§ **STATED PROBLEM**: Extract the full set of records, then give each one again exactly.

§ **INPUT**:
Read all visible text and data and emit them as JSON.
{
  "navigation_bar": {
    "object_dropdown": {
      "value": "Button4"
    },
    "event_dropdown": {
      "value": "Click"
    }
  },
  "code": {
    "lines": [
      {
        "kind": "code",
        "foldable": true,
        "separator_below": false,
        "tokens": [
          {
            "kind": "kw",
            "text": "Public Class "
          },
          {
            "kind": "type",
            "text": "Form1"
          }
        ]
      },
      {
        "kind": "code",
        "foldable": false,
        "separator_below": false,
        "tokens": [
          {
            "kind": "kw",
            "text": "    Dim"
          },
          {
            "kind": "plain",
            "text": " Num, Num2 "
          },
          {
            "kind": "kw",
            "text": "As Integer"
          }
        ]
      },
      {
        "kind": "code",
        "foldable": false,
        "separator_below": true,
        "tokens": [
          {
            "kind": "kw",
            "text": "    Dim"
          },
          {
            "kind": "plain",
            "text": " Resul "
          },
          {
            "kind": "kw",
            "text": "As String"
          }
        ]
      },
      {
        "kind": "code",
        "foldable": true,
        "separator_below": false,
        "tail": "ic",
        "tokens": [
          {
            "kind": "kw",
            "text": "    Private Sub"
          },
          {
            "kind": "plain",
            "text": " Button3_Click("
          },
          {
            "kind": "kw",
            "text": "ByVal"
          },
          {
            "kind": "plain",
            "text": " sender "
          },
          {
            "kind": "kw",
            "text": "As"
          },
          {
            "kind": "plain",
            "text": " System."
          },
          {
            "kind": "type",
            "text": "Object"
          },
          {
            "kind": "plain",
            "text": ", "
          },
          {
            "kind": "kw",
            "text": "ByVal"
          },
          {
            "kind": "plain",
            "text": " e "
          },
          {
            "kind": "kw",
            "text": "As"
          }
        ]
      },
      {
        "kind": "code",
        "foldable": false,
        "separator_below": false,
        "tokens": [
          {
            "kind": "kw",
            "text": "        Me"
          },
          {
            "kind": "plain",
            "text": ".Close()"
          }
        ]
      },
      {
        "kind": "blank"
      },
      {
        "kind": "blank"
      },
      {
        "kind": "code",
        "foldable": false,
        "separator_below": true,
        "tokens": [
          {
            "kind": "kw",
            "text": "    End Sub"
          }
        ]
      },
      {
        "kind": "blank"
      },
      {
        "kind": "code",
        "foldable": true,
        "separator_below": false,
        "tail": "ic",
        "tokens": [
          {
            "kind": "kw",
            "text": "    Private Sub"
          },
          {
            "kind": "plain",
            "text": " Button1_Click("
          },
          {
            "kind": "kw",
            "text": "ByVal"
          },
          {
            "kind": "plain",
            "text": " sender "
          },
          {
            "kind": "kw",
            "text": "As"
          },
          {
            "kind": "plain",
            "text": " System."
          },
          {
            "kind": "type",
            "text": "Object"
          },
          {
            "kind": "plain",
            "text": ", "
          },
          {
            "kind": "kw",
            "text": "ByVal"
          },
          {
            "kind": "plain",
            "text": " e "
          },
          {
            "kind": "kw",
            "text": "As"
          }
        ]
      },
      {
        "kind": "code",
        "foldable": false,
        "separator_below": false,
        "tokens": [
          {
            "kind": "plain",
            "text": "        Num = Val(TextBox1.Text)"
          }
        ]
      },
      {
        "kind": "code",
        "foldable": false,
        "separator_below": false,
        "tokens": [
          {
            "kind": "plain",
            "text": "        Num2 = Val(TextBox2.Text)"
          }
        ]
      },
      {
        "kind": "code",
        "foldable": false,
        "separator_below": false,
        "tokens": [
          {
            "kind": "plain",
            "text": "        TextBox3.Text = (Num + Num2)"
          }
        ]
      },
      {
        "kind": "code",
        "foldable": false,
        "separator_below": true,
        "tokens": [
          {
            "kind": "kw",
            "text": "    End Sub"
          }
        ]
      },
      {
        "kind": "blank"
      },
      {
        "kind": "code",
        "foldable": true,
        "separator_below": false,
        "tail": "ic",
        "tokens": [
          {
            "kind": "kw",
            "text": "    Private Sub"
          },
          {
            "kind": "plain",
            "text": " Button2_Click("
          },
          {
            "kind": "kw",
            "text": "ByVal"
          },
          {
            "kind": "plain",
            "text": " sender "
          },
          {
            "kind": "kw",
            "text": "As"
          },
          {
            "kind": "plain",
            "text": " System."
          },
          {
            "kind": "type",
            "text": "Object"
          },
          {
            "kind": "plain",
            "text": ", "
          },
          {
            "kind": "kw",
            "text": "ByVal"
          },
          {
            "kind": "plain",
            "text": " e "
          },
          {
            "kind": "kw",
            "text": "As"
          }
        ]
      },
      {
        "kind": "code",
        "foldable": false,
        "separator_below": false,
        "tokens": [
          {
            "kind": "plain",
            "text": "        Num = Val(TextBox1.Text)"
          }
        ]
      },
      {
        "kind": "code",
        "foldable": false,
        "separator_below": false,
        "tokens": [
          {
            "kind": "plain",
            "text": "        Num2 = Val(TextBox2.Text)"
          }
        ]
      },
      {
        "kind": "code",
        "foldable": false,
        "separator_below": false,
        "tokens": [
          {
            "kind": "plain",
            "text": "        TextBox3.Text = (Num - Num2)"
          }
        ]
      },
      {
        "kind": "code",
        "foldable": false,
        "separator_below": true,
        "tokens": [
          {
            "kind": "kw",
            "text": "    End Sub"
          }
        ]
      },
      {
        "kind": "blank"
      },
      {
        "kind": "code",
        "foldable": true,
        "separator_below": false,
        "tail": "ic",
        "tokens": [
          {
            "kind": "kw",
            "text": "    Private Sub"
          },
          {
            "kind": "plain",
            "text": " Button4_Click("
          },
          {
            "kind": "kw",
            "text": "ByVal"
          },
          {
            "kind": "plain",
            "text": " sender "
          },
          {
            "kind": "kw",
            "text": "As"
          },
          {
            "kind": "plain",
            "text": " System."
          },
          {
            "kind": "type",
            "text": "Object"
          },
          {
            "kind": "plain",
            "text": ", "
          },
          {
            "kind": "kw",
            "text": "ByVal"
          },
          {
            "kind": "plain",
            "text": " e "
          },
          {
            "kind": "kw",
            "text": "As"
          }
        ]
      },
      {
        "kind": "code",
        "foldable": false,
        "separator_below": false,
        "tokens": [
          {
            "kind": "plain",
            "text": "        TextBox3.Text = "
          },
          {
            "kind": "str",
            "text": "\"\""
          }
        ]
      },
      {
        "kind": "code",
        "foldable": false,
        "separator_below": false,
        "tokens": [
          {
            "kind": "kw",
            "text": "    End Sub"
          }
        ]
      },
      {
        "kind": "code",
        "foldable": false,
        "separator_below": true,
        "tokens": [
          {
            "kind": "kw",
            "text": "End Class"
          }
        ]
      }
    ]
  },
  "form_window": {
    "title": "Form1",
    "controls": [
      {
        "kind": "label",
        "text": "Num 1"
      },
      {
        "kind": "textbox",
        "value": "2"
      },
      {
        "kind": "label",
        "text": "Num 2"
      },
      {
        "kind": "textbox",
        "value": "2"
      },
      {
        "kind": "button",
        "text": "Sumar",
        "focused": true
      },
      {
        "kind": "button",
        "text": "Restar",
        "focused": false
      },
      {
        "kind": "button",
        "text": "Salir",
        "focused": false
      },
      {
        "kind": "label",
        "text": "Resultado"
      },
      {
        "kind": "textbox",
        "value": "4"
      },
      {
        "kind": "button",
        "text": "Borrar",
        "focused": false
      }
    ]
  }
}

§ **TASK OUTPUT**:
Read all visible text and data and emit them as JSON.
{
  "navigation_bar": {
    "object_dropdown": {
      "value": "Button4"
    },
    "event_dropdown": {
      "value": "Click"
    }
  },
  "code": {
    "lines": [
      {
        "kind": "code",
        "foldable": true,
        "separator_below": false,
        "tokens": [
          {
            "kind": "kw",
            "text": "Public Class "
          },
          {
            "kind": "type",
            "text": "Form1"
          }
        ]
      },
      {
        "kind": "code",
        "foldable": false,
        "separator_below": false,
        "tokens": [
          {
            "kind": "kw",
            "text": "    Dim"
          },
          {
            "kind": "plain",
            "text": " Num, Num2 "
          },
          {
            "kind": "kw",
            "text": "As Integer"
          }
        ]
      },
      {
        "kind": "code",
        "foldable": false,
        "separator_below": true,
        "tokens": [
          {
            "kind": "kw",
            "text": "    Dim"
          },
          {
            "kind": "plain",
            "text": " Resul "
          },
          {
            "kind": "kw",
            "text": "As String"
          }
        ]
      },
      {
        "kind": "code",
        "foldable": true,
        "separator_below": false,
        "tail": "ic",
        "tokens": [
          {
            "kind": "kw",
            "text": "    Private Sub"
          },
          {
            "kind": "plain",
            "text": " Button3_Click("
          },
          {
            "kind": "kw",
            "text": "ByVal"
          },
          {
            "kind": "plain",
            "text": " sender "
          },
          {
            "kind": "kw",
            "text": "As"
          },
          {
            "kind": "plain",
            "text": " System."
          },
          {
            "kind": "type",
            "text": "Object"
          },
          {
            "kind": "plain",
            "text": ", "
          },
          {
            "kind": "kw",
            "text": "ByVal"
          },
          {
            "kind": "plain",
            "text": " e "
          },
          {
            "kind": "kw",
            "text": "As"
          }
        ]
      },
      {
        "kind": "code",
        "foldable": false,
        "separator_below": false,
        "tokens": [
          {
            "kind": "kw",
            "text": "        Me"
          },
          {
            "kind": "plain",
            "text": ".Close()"
          }
        ]
      },
      {
        "kind": "blank"
      },
      {
        "kind": "blank"
      },
      {
        "kind": "code",
        "foldable": false,
        "separator_below": true,
        "tokens": [
          {
            "kind": "kw",
            "text": "    End Sub"
          }
        ]
      },
      {
        "kind": "blank"
      },
      {
        "kind": "code",
        "foldable": true,
        "separator_below": false,
        "tail": "ic",
        "tokens": [
          {
            "kind": "kw",
            "text": "    Private Sub"
          },
          {
            "kind": "plain",
            "text": " Button1_Click("
          },
          {
            "kind": "kw",
            "text": "ByVal"
          },
          {
            "kind": "plain",
            "text": " sender "
          },
          {
            "kind": "kw",
            "text": "As"
          },
          {
            "kind": "plain",
            "text": " System."
          },
          {
            "kind": "type",
            "text": "Object"
          },
          {
            "kind": "plain",
            "text": ", "
          },
          {
            "kind": "kw",
            "text": "ByVal"
          },
          {
            "kind": "plain",
            "text": " e "
          },
          {
            "kind": "kw",
            "text": "As"
          }
        ]
      },
      {
        "kind": "code",
        "foldable": false,
        "separator_below": false,
        "tokens": [
          {
            "kind": "plain",
            "text": "        Num = Val(TextBox1.Text)"
          }
        ]
      },
      {
        "kind": "code",
        "foldable": false,
        "separator_below": false,
        "tokens": [
          {
            "kind": "plain",
            "text": "        Num2 = Val(TextBox2.Text)"
          }
        ]
      },
      {
        "kind": "code",
        "foldable": false,
        "separator_below": false,
        "tokens": [
          {
            "kind": "plain",
            "text": "        TextBox3.Text = (Num + Num2)"
          }
        ]
      },
      {
        "kind": "code",
        "foldable": false,
        "separator_below": true,
        "tokens": [
          {
            "kind": "kw",
            "text": "    End Sub"
          }
        ]
      },
      {
        "kind": "blank"
      },
      {
        "kind": "code",
        "foldable": true,
        "separator_below": false,
        "tail": "ic",
        "tokens": [
          {
            "kind": "kw",
            "text": "    Private Sub"
          },
          {
            "kind": "plain",
            "text": " Button2_Click("
          },
          {
            "kind": "kw",
            "text": "ByVal"
          },
          {
            "kind": "plain",
            "text": " sender "
          },
          {
            "kind": "kw",
            "text": "As"
          },
          {
            "kind": "plain",
            "text": " System."
          },
          {
            "kind": "type",
            "text": "Object"
          },
          {
            "kind": "plain",
            "text": ", "
          },
          {
            "kind": "kw",
            "text": "ByVal"
          },
          {
            "kind": "plain",
            "text": " e "
          },
          {
            "kind": "kw",
            "text": "As"
          }
        ]
      },
      {
        "kind": "code",
        "foldable": false,
        "separator_below": false,
        "tokens": [
          {
            "kind": "plain",
            "text": "        Num = Val(TextBox1.Text)"
          }
        ]
      },
      {
        "kind": "code",
        "foldable": false,
        "separator_below": false,
        "tokens": [
          {
            "kind": "plain",
            "text": "        Num2 = Val(TextBox2.Text)"
          }
        ]
      },
      {
        "kind": "code",
        "foldable": false,
        "separator_below": false,
        "tokens": [
          {
            "kind": "plain",
            "text": "        TextBox3.Text = (Num - Num2)"
          }
        ]
      },
      {
        "kind": "code",
        "foldable": false,
        "separator_below": true,
        "tokens": [
          {
            "kind": "kw",
            "text": "    End Sub"
          }
        ]
      },
      {
        "kind": "blank"
      },
      {
        "kind": "code",
        "foldable": true,
        "separator_below": false,
        "tail": "ic",
        "tokens": [
          {
            "kind": "kw",
            "text": "    Private Sub"
          },
          {
            "kind": "plain",
            "text": " Button4_Click("
          },
          {
            "kind": "kw",
            "text": "ByVal"
          },
          {
            "kind": "plain",
            "text": " sender "
          },
          {
            "kind": "kw",
            "text": "As"
          },
          {
            "kind": "plain",
            "text": " System."
          },
          {
            "kind": "type",
            "text": "Object"
          },
          {
            "kind": "plain",
            "text": ", "
          },
          {
            "kind": "kw",
            "text": "ByVal"
          },
          {
            "kind": "plain",
            "text": " e "
          },
          {
            "kind": "kw",
            "text": "As"
          }
        ]
      },
      {
        "kind": "code",
        "foldable": false,
        "separator_below": false,
        "tokens": [
          {
            "kind": "plain",
            "text": "        TextBox3.Text = "
          },
          {
            "kind": "str",
            "text": "\"\""
          }
        ]
      },
      {
        "kind": "code",
        "foldable": false,
        "separator_below": false,
        "tokens": [
          {
            "kind": "kw",
            "text": "    End Sub"
          }
        ]
      },
      {
        "kind": "code",
        "foldable": false,
        "separator_below": true,
        "tokens": [
          {
            "kind": "kw",
            "text": "End Class"
          }
        ]
      }
    ]
  },
  "form_window": {
    "title": "Form1",
    "controls": [
      {
        "kind": "label",
        "text": "Num 1"
      },
      {
        "kind": "textbox",
        "value": "2"
      },
      {
        "kind": "label",
        "text": "Num 2"
      },
      {
        "kind": "textbox",
        "value": "2"
      },
      {
        "kind": "button",
        "text": "Sumar",
        "focused": true
      },
      {
        "kind": "button",
        "text": "Restar",
        "focused": false
      },
      {
        "kind": "button",
        "text": "Salir",
        "focused": false
      },
      {
        "kind": "label",
        "text": "Resultado"
      },
      {
        "kind": "textbox",
        "value": "4"
      },
      {
        "kind": "button",
        "text": "Borrar",
        "focused": false
      }
    ]
  }
}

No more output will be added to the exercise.